=== Task prompt ===
Copy each line exactly. Leave nothing out.

=== Material shown ===
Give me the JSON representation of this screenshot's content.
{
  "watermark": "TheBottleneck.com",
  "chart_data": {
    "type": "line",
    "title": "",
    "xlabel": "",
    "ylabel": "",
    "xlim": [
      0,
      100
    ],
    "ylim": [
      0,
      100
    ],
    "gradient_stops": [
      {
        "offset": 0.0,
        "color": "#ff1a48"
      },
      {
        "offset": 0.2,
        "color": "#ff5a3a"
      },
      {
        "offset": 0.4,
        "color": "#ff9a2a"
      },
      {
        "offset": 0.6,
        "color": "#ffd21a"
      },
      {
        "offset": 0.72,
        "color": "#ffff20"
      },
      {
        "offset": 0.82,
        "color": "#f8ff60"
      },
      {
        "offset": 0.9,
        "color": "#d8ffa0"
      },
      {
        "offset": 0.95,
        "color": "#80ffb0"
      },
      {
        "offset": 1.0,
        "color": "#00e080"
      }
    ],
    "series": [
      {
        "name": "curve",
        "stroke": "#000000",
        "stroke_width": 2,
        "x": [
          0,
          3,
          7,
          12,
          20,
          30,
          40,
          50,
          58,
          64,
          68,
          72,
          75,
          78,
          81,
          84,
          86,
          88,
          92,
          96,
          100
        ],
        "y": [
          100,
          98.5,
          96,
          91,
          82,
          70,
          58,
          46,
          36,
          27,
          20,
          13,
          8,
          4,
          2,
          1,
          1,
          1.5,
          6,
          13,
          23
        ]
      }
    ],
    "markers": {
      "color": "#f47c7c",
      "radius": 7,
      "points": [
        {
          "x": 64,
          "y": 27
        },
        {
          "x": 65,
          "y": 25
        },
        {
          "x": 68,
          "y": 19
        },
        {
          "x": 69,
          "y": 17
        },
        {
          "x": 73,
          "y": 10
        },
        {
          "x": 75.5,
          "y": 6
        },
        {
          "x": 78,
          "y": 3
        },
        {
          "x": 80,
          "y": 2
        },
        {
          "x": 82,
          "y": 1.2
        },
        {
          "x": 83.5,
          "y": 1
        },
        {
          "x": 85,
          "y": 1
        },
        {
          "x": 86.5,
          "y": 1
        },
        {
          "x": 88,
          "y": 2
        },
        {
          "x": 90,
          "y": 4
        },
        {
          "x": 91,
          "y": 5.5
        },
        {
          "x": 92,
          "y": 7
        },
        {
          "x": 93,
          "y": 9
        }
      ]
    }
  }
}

=== Response below ===
Give me the JSON representation of this screenshot's content.
{
  "watermark": "TheBottleneck.com",
  "chart_data": {
    "type": "line",
    "title": "",
    "xlabel": "",
    "ylabel": "",
    "xlim": [
      0,
      100
    ],
    "ylim": [
      0,
      100
    ],
    "gradient_stops": [
      {
        "offset": 0.0,
        "color": "#ff1a48"
      },
      {
        "offset": 0.2,
        "color": "#ff5a3a"
      },
      {
        "offset": 0.4,
        "color": "#ff9a2a"
      },
      {
        "offset": 0.6,
        "color": "#ffd21a"
      },
      {
        "offset": 0.72,
        "color": "#ffff20"
      },
      {
        "offset": 0.82,
        "color": "#f8ff60"
      },
      {
        "offset": 0.9,
        "color": "#d8ffa0"
      },
      {
        "offset": 0.95,
        "color": "#80ffb0"
      },
      {
        "offset": 1.0,
        "color": "#00e080"
      }
    ],
    "series": [
      {
        "name": "curve",
        "stroke": "#000000",
        "stroke_width": 2,
        "x": [
          0,
          3,
          7,
          12,
          20,
          30,
          40,
          50,
          58,
          64,
          68,
          72,
          75,
          78,
          81,
          84,
          86,
          88,
          92,
          96,
          100
        ],
        "y": [
          100,
          98.5,
          96,
          91,
          82,
          70,
          58,
          46,
          36,
          27,
          20,
          13,
          8,
          4,
          2,
          1,
          1,
          1.5,
          6,
          13,
          23
        ]
      }
    ],
    "markers": {
      "color": "#f47c7c",
      "radius": 7,
      "points": [
        {
          "x": 64,
          "y": 27
        },
        {
          "x": 65,
          "y": 25
        },
        {
          "x": 68,
          "y": 19
        },
        {
          "x": 69,
          "y": 17
        },
        {
          "x": 73,
          "y": 10
        },
        {
          "x": 75.5,
          "y": 6
        },
        {
          "x": 78,
          "y": 3
        },
        {
          "x": 80,
          "y": 2
        },
        {
          "x": 82,
          "y": 1.2
        },
        {
          "x": 83.5,
          "y": 1
        },
        {
          "x": 85,
          "y": 1
        },
        {
          "x": 86.5,
          "y": 1
        },
        {
          "x": 88,
          "y": 2
        },
        {
          "x": 90,
          "y": 4
        },
        {
          "x": 91,
          "y": 5.5
        },
        {
          "x": 92,
          "y": 7
        },
        {
          "x": 93,
          "y": 9
        }
      ]
    }
  }
}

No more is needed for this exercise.